Lines that hold the word "ylabel" should be located and copied.

* * * * * * *

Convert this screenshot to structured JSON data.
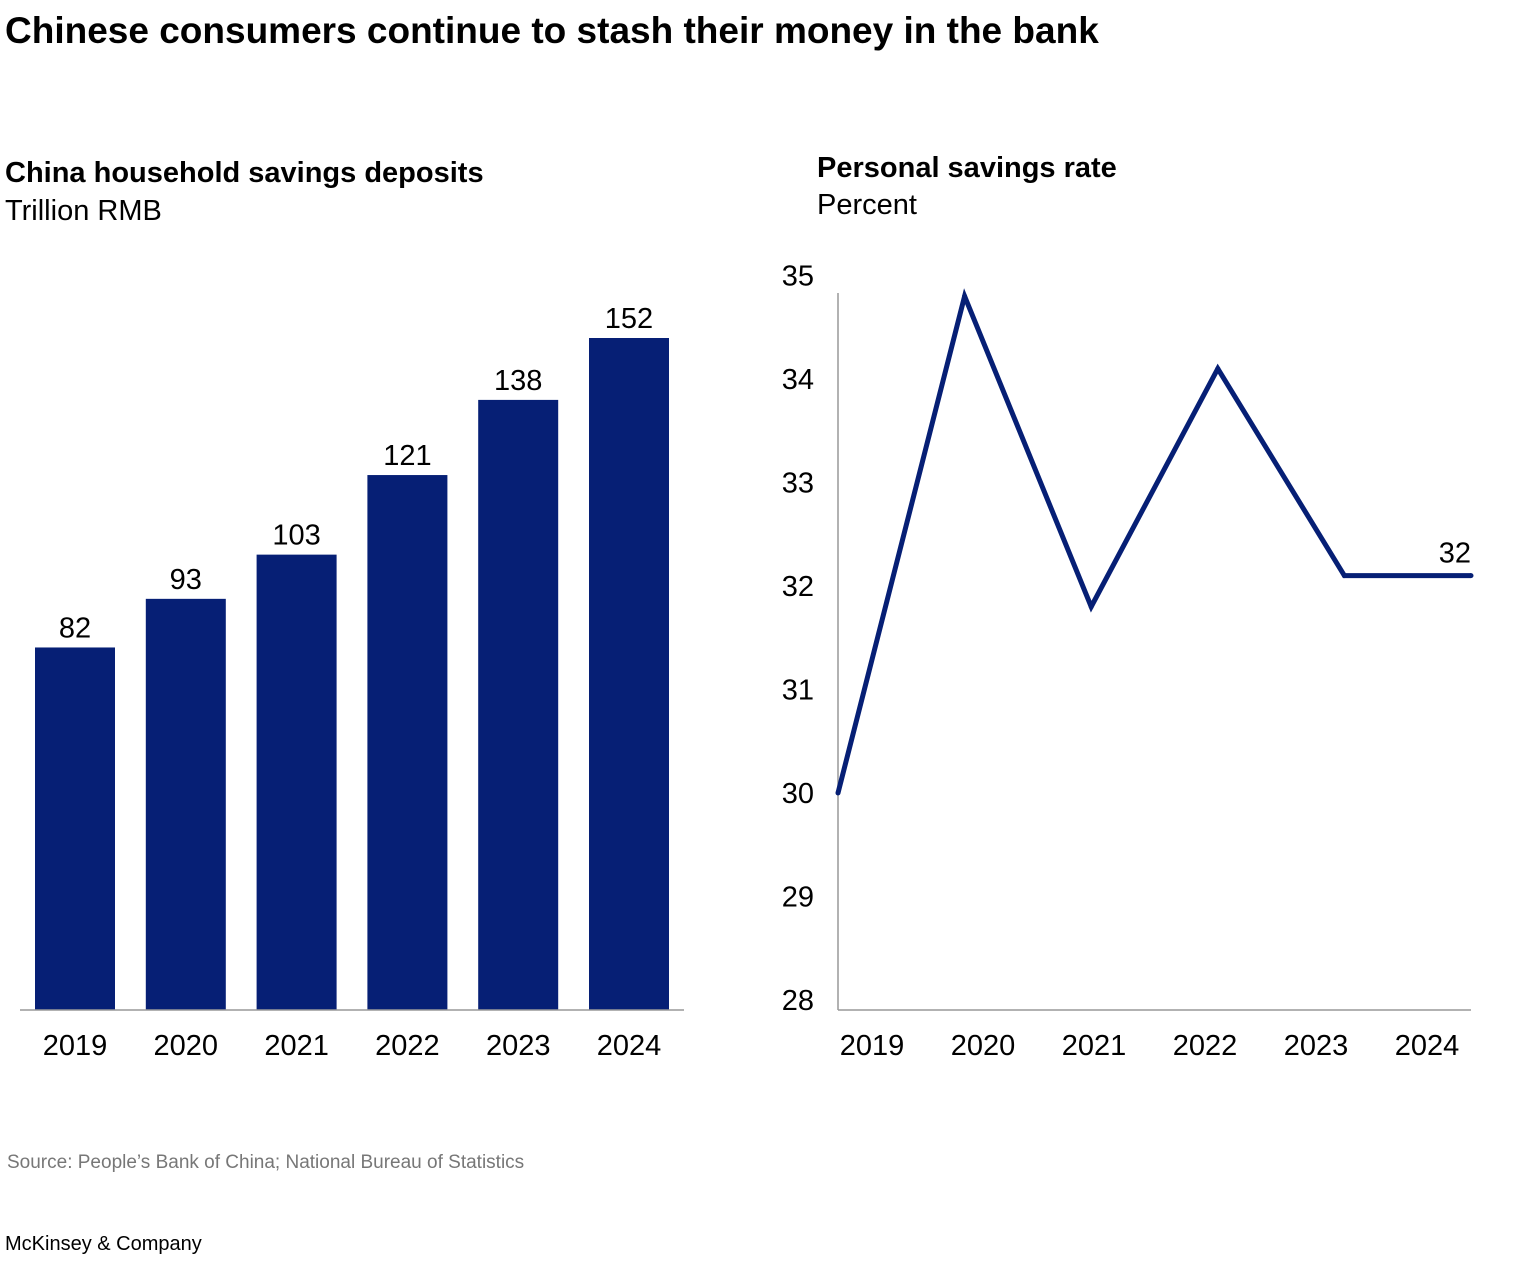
{
  "title": "Chinese consumers continue to stash their money in the bank",
  "source": "Source: People’s Bank of China; National Bureau of Statistics",
  "brand": "McKinsey & Company",
  "colors": {
    "series": "#061f75",
    "axis": "#999999"
  },
  "chart_data": [
    {
      "type": "bar",
      "title": "China household savings deposits",
      "ylabel": "Trillion RMB",
      "categories": [
        "2019",
        "2020",
        "2021",
        "2022",
        "2023",
        "2024"
      ],
      "values": [
        82,
        93,
        103,
        121,
        138,
        152
      ],
      "data_labels": [
        "82",
        "93",
        "103",
        "121",
        "138",
        "152"
      ],
      "ylim": [
        0,
        152
      ],
      "grid": false
    },
    {
      "type": "line",
      "title": "Personal savings rate",
      "ylabel": "Percent",
      "categories": [
        "2019",
        "2020",
        "2021",
        "2022",
        "2023",
        "2024"
      ],
      "values": [
        30.0,
        34.8,
        31.8,
        34.1,
        32.1,
        32.1
      ],
      "yticks": [
        "28",
        "29",
        "30",
        "31",
        "32",
        "33",
        "34",
        "35"
      ],
      "end_label": "32",
      "ylim": [
        28,
        35
      ],
      "grid": false
    }
  ]
}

* * * * * * *

Problem solution.
      "ylabel": "Trillion RMB",
      "ylabel": "Percent",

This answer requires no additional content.